SOURCE:
##############################
Nous demandons à ce que le dispositif soit ouvert sans limitation de durée à l’instar du régime général. Avec la limitation envisagée le dispositif ne serait nullement fonctionnel. C’est le plus  souvent au moment de la liquidation de leur retraite que les artistes-auteurs découvrent qu’ils n’en  ont pas ! Ils s’aperçoivent alors que leurs cotisations plafonnées d’assurance vieillesse, qui auraient  dû légalement être appelées, ne l’ont pas été … De plus, l’information de personnes qui aujourd’hui  encore ne sont toujours pas identifiées, ni gérées correctement, par l’Agessa pose un problème  irrésolu.
D’autant  que  les  fonds  nécessaires à la mise en place d’un système informatique opérationnel et commun aux deux organismes sociaux ne sont toujours pas débloqués par la DSS. 

b/ Périodes d’activité artistiques pouvant donner lieu à régularisation par tranches de 3 ans
La période de régularisation porte sur les années postérieures au 31 décembre 1975. Le rachat de trimestres est possible par tranches minimales de trois années civiles consécutives avec une reconstitution intégrale des revenus artistiques annuels sur cette sous-période.
##############################
TRAVAIL À FAIRE:
1) Citez le passage du texte sur la retraite des artistes-auteurs qui commence par "D’autant  que  les" et se poursuit jusqu'à "sur cette sous-période.".
2) Recopiez les enregistrements depuis leur début jusqu'à la ligne contenant "panel-title: Avg transaction" incluse, en remplaçant "data-label" par "value-label" sans rien changer d'autre.

DONNÉES DE L'EXERCICE:
##############################
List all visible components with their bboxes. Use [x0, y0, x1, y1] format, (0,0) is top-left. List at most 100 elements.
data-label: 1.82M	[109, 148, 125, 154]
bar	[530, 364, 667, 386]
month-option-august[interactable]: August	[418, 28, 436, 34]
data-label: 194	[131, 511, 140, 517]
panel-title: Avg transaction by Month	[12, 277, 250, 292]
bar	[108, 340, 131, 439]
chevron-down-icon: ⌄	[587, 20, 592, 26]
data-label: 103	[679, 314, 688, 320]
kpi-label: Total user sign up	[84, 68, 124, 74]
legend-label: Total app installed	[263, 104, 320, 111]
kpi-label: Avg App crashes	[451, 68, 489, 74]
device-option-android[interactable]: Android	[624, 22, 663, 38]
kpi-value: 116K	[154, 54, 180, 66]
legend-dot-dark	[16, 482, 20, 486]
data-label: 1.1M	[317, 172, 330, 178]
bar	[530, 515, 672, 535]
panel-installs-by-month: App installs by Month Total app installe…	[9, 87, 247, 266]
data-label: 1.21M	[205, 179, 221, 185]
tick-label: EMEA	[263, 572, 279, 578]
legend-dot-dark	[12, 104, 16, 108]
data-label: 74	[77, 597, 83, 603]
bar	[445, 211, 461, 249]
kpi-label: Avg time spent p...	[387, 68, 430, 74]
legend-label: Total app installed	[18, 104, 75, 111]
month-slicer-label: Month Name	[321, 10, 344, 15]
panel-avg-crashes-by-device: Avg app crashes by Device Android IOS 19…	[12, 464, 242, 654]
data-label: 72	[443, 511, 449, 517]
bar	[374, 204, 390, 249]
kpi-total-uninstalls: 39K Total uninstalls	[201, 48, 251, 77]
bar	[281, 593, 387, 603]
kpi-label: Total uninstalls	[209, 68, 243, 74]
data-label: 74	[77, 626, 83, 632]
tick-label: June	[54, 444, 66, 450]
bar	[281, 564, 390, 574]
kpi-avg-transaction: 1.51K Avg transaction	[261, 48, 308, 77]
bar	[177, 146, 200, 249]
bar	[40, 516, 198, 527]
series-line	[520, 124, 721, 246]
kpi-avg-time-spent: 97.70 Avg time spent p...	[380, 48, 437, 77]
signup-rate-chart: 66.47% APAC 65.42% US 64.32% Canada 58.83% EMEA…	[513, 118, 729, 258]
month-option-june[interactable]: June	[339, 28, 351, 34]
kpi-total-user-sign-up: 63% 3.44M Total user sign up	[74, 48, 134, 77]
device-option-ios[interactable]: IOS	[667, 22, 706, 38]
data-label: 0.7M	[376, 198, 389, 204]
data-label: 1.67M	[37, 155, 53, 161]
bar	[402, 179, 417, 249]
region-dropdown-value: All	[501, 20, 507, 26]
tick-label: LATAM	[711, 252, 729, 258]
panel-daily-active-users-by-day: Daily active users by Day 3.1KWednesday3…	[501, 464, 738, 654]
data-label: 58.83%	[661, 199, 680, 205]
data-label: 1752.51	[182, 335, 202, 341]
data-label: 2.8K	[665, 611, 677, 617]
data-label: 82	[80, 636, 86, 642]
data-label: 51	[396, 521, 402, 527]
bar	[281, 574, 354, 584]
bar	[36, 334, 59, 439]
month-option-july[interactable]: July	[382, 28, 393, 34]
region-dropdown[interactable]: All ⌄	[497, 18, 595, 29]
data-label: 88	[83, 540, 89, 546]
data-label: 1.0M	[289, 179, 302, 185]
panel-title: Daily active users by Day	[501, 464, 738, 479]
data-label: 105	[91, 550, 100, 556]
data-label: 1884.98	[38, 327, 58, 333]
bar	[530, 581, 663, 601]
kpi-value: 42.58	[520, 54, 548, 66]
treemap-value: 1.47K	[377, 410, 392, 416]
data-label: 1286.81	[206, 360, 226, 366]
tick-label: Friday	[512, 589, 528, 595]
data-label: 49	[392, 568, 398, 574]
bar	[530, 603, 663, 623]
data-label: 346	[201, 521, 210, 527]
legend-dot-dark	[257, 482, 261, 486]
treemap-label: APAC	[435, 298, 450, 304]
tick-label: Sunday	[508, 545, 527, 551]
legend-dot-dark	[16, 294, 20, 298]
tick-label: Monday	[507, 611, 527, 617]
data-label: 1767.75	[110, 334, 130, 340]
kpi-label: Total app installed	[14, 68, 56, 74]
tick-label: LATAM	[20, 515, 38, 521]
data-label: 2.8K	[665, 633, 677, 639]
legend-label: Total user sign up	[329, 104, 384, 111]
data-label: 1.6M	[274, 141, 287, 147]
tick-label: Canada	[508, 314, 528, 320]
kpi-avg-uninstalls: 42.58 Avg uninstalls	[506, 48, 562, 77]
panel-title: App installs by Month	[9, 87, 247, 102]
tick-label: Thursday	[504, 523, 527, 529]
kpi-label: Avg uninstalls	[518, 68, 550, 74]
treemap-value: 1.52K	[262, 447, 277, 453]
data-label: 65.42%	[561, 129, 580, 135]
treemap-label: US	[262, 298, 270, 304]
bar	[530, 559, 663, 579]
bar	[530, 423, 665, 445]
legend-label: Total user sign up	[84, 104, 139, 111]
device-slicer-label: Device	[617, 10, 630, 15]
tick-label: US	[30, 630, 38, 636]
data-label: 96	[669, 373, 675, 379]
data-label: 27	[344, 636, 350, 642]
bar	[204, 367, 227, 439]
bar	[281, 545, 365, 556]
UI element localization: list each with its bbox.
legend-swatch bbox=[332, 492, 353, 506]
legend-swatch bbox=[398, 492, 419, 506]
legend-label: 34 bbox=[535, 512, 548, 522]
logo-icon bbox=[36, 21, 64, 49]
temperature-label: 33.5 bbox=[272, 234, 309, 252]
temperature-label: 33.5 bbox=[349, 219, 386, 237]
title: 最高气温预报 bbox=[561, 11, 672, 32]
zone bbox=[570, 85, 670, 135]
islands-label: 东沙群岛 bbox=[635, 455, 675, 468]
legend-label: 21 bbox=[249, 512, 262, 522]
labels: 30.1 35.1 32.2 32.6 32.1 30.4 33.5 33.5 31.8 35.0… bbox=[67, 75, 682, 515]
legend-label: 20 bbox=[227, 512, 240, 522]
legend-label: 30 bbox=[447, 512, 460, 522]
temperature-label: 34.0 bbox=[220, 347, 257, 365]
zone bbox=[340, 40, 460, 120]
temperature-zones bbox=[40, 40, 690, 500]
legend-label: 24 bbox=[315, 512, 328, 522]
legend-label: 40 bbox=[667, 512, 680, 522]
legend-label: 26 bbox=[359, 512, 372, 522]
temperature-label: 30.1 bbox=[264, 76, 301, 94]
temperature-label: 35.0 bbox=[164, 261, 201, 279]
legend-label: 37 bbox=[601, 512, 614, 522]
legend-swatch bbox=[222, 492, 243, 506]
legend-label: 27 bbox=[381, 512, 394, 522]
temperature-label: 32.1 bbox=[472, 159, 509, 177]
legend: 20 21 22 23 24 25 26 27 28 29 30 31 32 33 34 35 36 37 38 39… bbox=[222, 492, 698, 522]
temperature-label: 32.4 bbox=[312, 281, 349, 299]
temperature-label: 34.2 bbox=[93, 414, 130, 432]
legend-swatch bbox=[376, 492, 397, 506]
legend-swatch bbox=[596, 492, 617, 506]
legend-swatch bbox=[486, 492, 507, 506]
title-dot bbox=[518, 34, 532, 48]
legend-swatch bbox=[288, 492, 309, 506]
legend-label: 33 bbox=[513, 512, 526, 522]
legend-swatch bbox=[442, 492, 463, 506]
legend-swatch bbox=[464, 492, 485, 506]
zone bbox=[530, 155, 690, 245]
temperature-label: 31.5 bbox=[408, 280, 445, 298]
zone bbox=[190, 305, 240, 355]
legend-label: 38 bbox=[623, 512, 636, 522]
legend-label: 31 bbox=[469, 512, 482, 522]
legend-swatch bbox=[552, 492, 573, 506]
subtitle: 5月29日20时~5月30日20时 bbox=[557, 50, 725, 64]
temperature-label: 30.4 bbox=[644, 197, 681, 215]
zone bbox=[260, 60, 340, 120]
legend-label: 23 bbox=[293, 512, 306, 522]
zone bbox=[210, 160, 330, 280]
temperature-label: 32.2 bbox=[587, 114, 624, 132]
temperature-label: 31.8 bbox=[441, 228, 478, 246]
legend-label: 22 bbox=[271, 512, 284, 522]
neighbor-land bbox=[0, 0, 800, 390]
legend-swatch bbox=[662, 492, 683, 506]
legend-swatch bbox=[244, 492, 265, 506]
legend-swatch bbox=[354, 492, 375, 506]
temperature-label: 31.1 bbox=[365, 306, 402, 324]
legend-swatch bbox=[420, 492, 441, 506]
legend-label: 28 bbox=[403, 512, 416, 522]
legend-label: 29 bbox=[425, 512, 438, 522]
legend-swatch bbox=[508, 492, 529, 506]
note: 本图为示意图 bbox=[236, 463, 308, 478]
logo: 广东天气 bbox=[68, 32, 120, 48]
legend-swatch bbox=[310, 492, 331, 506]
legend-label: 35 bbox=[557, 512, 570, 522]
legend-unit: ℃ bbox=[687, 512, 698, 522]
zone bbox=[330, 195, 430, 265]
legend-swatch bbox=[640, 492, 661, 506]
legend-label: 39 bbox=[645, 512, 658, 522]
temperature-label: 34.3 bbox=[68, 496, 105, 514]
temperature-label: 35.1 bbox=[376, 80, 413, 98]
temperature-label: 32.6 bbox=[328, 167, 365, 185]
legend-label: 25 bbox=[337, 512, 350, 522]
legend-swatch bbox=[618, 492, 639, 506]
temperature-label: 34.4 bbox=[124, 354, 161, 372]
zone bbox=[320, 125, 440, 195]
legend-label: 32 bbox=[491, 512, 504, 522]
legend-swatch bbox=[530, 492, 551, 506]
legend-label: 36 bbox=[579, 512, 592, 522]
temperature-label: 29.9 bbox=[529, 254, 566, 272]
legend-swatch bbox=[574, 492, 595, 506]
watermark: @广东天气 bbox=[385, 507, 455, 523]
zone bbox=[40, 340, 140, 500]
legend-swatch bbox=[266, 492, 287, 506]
##############################
RÉPONSES PAR TÂCHE:
1)
D’autant  que  les  fonds  nécessaires à la mise en place d’un système informatique opérationnel et commun aux deux organismes sociaux ne sont toujours pas débloqués par la DSS. 

b/ Périodes d’activité artistiques pouvant donner lieu à régularisation par tranches de 3 ans
La période de régularisation porte sur les années postérieures au 31 décembre 1975. Le rachat de trimestres est possible par tranches minimales de trois années civiles consécutives avec une reconstitution intégrale des revenus artistiques annuels sur cette sous-période.

2)
List all visible components with their bboxes. Use [x0, y0, x1, y1] format, (0,0) is top-left. List at most 100 elements.
value-label: 1.82M	[109, 148, 125, 154]
bar	[530, 364, 667, 386]
month-option-august[interactable]: August	[418, 28, 436, 34]
value-label: 194	[131, 511, 140, 517]
panel-title: Avg transaction by Month	[12, 277, 250, 292]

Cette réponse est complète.